_Exercise task_: Copy out the data below as written; omit any images.

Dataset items
# # # # # # #
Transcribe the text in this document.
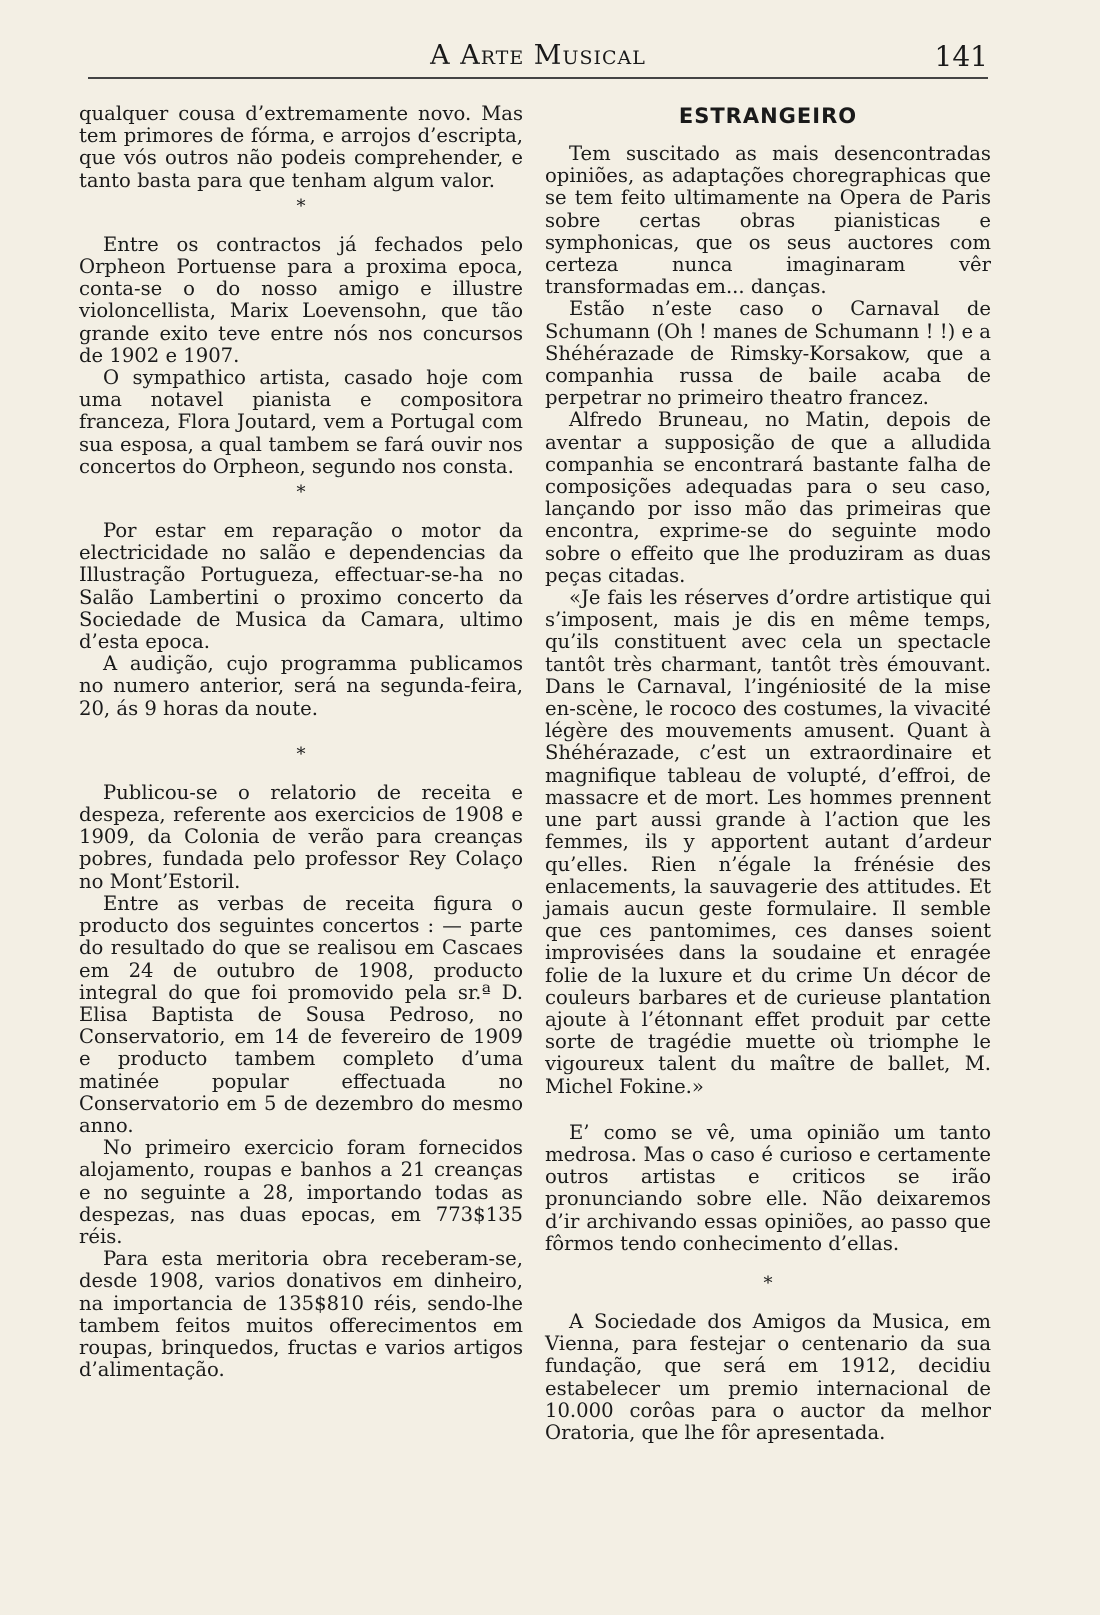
A Arte Musical	141

qualquer cousa d’extremamente novo. Mas tem primores de fórma, e arrojos d’escripta, que vós outros não podeis comprehender, e tanto basta para que tenham algum valor.

*

Entre os contractos já fechados pelo Orpheon Portuense para a proxima epoca, conta-se o do nosso amigo e illustre violoncellista, Marix Loevensohn, que tão grande exito teve entre nós nos concursos de 1902 e 1907.

O sympathico artista, casado hoje com uma notavel pianista e compositora franceza, Flora Joutard, vem a Portugal com sua esposa, a qual tambem se fará ouvir nos concertos do Orpheon, segundo nos consta.

*

Por estar em reparação o motor da electricidade no salão e dependencias da Illustração Portugueza, effectuar-se-ha no Salão Lambertini o proximo concerto da Sociedade de Musica da Camara, ultimo d’esta epoca.

A audição, cujo programma publicamos no numero anterior, será na segunda-feira, 20, ás 9 horas da noute.

*

Publicou-se o relatorio de receita e despeza, referente aos exercicios de 1908 e 1909, da Colonia de verão para creanças pobres, fundada pelo professor Rey Colaço no Mont’Estoril.

Entre as verbas de receita figura o producto dos seguintes concertos : — parte do resultado do que se realisou em Cascaes em 24 de outubro de 1908, producto integral do que foi promovido pela sr.ª D. Elisa Baptista de Sousa Pedroso, no Conservatorio, em 14 de fevereiro de 1909 e producto tambem completo d’uma matinée popular effectuada no Conservatorio em 5 de dezembro do mesmo anno.

No primeiro exercicio foram fornecidos alojamento, roupas e banhos a 21 creanças e no seguinte a 28, importando todas as despezas, nas duas epocas, em 773$135 réis.

Para esta meritoria obra receberam-se, desde 1908, varios donativos em dinheiro, na importancia de 135$810 réis, sendo-lhe tambem feitos muitos offerecimentos em roupas, brinquedos, fructas e varios artigos d’alimentação.

ESTRANGEIRO

Tem suscitado as mais desencontradas opiniões, as adaptações choregraphicas que se tem feito ultimamente na Opera de Paris sobre certas obras pianisticas e symphonicas, que os seus auctores com certeza nunca imaginaram vêr transformadas em... danças.

Estão n’este caso o Carnaval de Schumann (Oh ! manes de Schumann ! !) e a Shéhérazade de Rimsky-Korsakow, que a companhia russa de baile acaba de perpetrar no primeiro theatro francez.

Alfredo Bruneau, no Matin, depois de aventar a supposição de que a alludida companhia se encontrará bastante falha de composições adequadas para o seu caso, lançando por isso mão das primeiras que encontra, exprime-se do seguinte modo sobre o effeito que lhe produziram as duas peças citadas.

«Je fais les réserves d’ordre artistique qui s’imposent, mais je dis en même temps, qu’ils constituent avec cela un spectacle tantôt très charmant, tantôt très émouvant. Dans le Carnaval, l’ingéniosité de la mise en-scène, le rococo des costumes, la vivacité légère des mouvements amusent. Quant à Shéhérazade, c’est un extraordinaire et magnifique tableau de volupté, d’effroi, de massacre et de mort. Les hommes prennent une part aussi grande à l’action que les femmes, ils y apportent autant d’ardeur qu’elles. Rien n’égale la frénésie des enlacements, la sauvagerie des attitudes. Et jamais aucun geste formulaire. Il semble que ces pantomimes, ces danses soient improvisées dans la soudaine et enragée folie de la luxure et du crime Un décor de couleurs barbares et de curieuse plantation ajoute à l’étonnant effet produit par cette sorte de tragédie muette où triomphe le vigoureux talent du maître de ballet, M. Michel Fokine.»

E’ como se vê, uma opinião um tanto medrosa. Mas o caso é curioso e certamente outros artistas e criticos se irão pronunciando sobre elle. Não deixaremos d’ir archivando essas opiniões, ao passo que fôrmos tendo conhecimento d’ellas.

*

A Sociedade dos Amigos da Musica, em Vienna, para festejar o centenario da sua fundação, que será em 1912, decidiu estabelecer um premio internacional de 10.000 corôas para o auctor da melhor Oratoria, que lhe fôr apresentada.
# # # # # # #
_Written reply_:
Transcribe the text in this document.
A Arte Musical	141

qualquer cousa d’extremamente novo. Mas tem primores de fórma, e arrojos d’escripta, que vós outros não podeis comprehender, e tanto basta para que tenham algum valor.

*

Entre os contractos já fechados pelo Orpheon Portuense para a proxima epoca, conta-se o do nosso amigo e illustre violoncellista, Marix Loevensohn, que tão grande exito teve entre nós nos concursos de 1902 e 1907.

O sympathico artista, casado hoje com uma notavel pianista e compositora franceza, Flora Joutard, vem a Portugal com sua esposa, a qual tambem se fará ouvir nos concertos do Orpheon, segundo nos consta.

*

Por estar em reparação o motor da electricidade no salão e dependencias da Illustração Portugueza, effectuar-se-ha no Salão Lambertini o proximo concerto da Sociedade de Musica da Camara, ultimo d’esta epoca.

A audição, cujo programma publicamos no numero anterior, será na segunda-feira, 20, ás 9 horas da noute.

*

Publicou-se o relatorio de receita e despeza, referente aos exercicios de 1908 e 1909, da Colonia de verão para creanças pobres, fundada pelo professor Rey Colaço no Mont’Estoril.

Entre as verbas de receita figura o producto dos seguintes concertos : — parte do resultado do que se realisou em Cascaes em 24 de outubro de 1908, producto integral do que foi promovido pela sr.ª D. Elisa Baptista de Sousa Pedroso, no Conservatorio, em 14 de fevereiro de 1909 e producto tambem completo d’uma matinée popular effectuada no Conservatorio em 5 de dezembro do mesmo anno.

No primeiro exercicio foram fornecidos alojamento, roupas e banhos a 21 creanças e no seguinte a 28, importando todas as despezas, nas duas epocas, em 773$135 réis.

Para esta meritoria obra receberam-se, desde 1908, varios donativos em dinheiro, na importancia de 135$810 réis, sendo-lhe tambem feitos muitos offerecimentos em roupas, brinquedos, fructas e varios artigos d’alimentação.

ESTRANGEIRO

Tem suscitado as mais desencontradas opiniões, as adaptações choregraphicas que se tem feito ultimamente na Opera de Paris sobre certas obras pianisticas e symphonicas, que os seus auctores com certeza nunca imaginaram vêr transformadas em... danças.

Estão n’este caso o Carnaval de Schumann (Oh ! manes de Schumann ! !) e a Shéhérazade de Rimsky-Korsakow, que a companhia russa de baile acaba de perpetrar no primeiro theatro francez.

Alfredo Bruneau, no Matin, depois de aventar a supposição de que a alludida companhia se encontrará bastante falha de composições adequadas para o seu caso, lançando por isso mão das primeiras que encontra, exprime-se do seguinte modo sobre o effeito que lhe produziram as duas peças citadas.

«Je fais les réserves d’ordre artistique qui s’imposent, mais je dis en même temps, qu’ils constituent avec cela un spectacle tantôt très charmant, tantôt très émouvant. Dans le Carnaval, l’ingéniosité de la mise en-scène, le rococo des costumes, la vivacité légère des mouvements amusent. Quant à Shéhérazade, c’est un extraordinaire et magnifique tableau de volupté, d’effroi, de massacre et de mort. Les hommes prennent une part aussi grande à l’action que les femmes, ils y apportent autant d’ardeur qu’elles. Rien n’égale la frénésie des enlacements, la sauvagerie des attitudes. Et jamais aucun geste formulaire. Il semble que ces pantomimes, ces danses soient improvisées dans la soudaine et enragée folie de la luxure et du crime Un décor de couleurs barbares et de curieuse plantation ajoute à l’étonnant effet produit par cette sorte de tragédie muette où triomphe le vigoureux talent du maître de ballet, M. Michel Fokine.»

E’ como se vê, uma opinião um tanto medrosa. Mas o caso é curioso e certamente outros artistas e criticos se irão pronunciando sobre elle. Não deixaremos d’ir archivando essas opiniões, ao passo que fôrmos tendo conhecimento d’ellas.

*

A Sociedade dos Amigos da Musica, em Vienna, para festejar o centenario da sua fundação, que será em 1912, decidiu estabelecer um premio internacional de 10.000 corôas para o auctor da melhor Oratoria, que lhe fôr apresentada.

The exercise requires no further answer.